### SOURCE RECORDS
##############################
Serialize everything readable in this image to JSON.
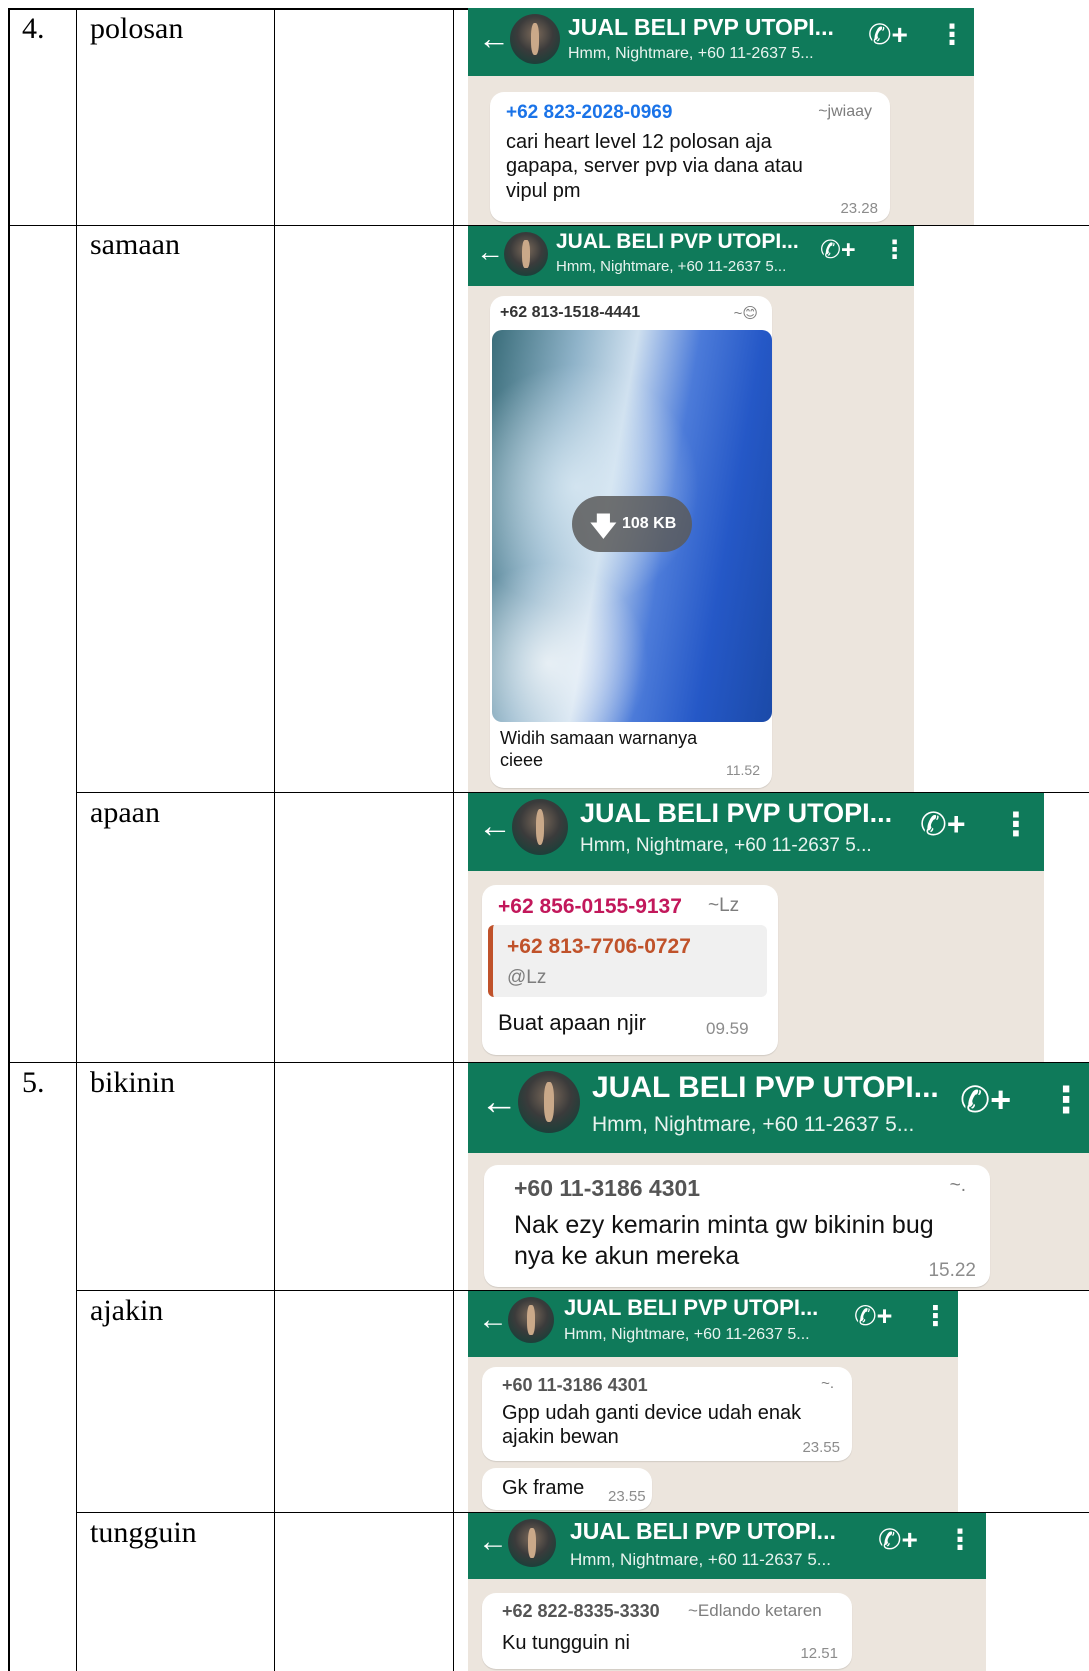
{
  "table": {
    "rows": [
      {
        "number": "4.",
        "word": "polosan"
      },
      {
        "number": "",
        "word": "samaan"
      },
      {
        "number": "",
        "word": "apaan"
      },
      {
        "number": "5.",
        "word": "bikinin"
      },
      {
        "number": "",
        "word": "ajakin"
      },
      {
        "number": "",
        "word": "tungguin"
      }
    ]
  },
  "chat_header": {
    "group_title": "JUAL BELI PVP UTOPI...",
    "members": "Hmm, Nightmare, +60 11-2637 5...",
    "back_icon": "arrow-left-icon",
    "call_icon": "add-call-icon",
    "menu_icon": "more-vert-icon"
  },
  "shots": [
    {
      "sender": "+62 823-2028-0969",
      "sender_color": "#1a73e8",
      "alias": "~jwiaay",
      "text": "cari heart level 12 polosan aja gapapa, server pvp via dana atau vipul pm",
      "time": "23.28"
    },
    {
      "sender": "+62 813-1518-4441",
      "sender_color": "#333333",
      "alias": "~😊",
      "download_size": "108 KB",
      "text": "Widih samaan warnanya cieee",
      "time": "11.52"
    },
    {
      "sender": "+62 856-0155-9137",
      "sender_color": "#c2185b",
      "alias": "~Lz",
      "quote_sender": "+62 813-7706-0727",
      "quote_sender_color": "#c0522a",
      "quote_text": "@Lz",
      "text": "Buat apaan njir",
      "time": "09.59"
    },
    {
      "sender": "+60 11-3186 4301",
      "sender_color": "#555555",
      "alias": "~.",
      "text": "Nak ezy kemarin minta gw bikinin bug nya ke akun mereka",
      "time": "15.22"
    },
    {
      "sender": "+60 11-3186 4301",
      "sender_color": "#555555",
      "alias": "~.",
      "text": "Gpp udah ganti device udah enak ajakin bewan",
      "time": "23.55",
      "second_text": "Gk frame",
      "second_time": "23.55"
    },
    {
      "sender": "+62 822-8335-3330",
      "sender_color": "#555555",
      "alias": "~Edlando ketaren",
      "text": "Ku tungguin ni",
      "time": "12.51"
    }
  ],
  "colors": {
    "header_green": "#0f7a5a",
    "chat_bg": "#ece5dd"
  }
}
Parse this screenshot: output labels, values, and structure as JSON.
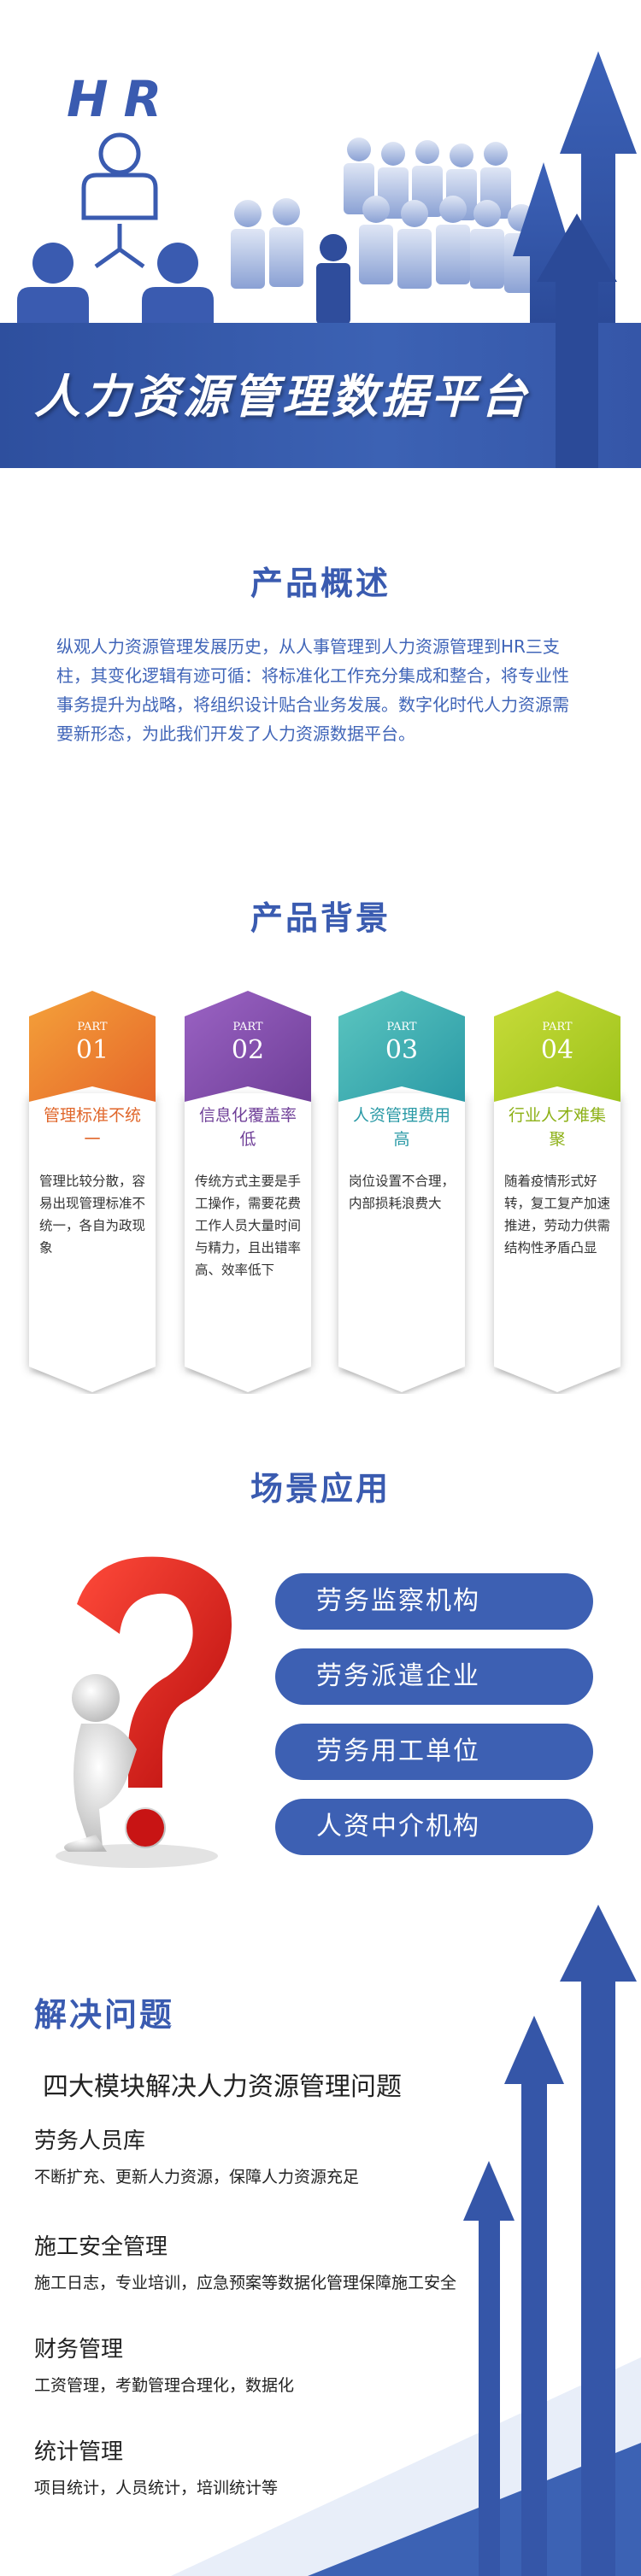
##############################
### WHAT IS NEEDED
Extract each line holding the word "ajakin" from the records.

### EXERCISE RESPONSE
        "word": "ajakin"
      "text": "Gpp udah ganti device udah enak ajakin bewan",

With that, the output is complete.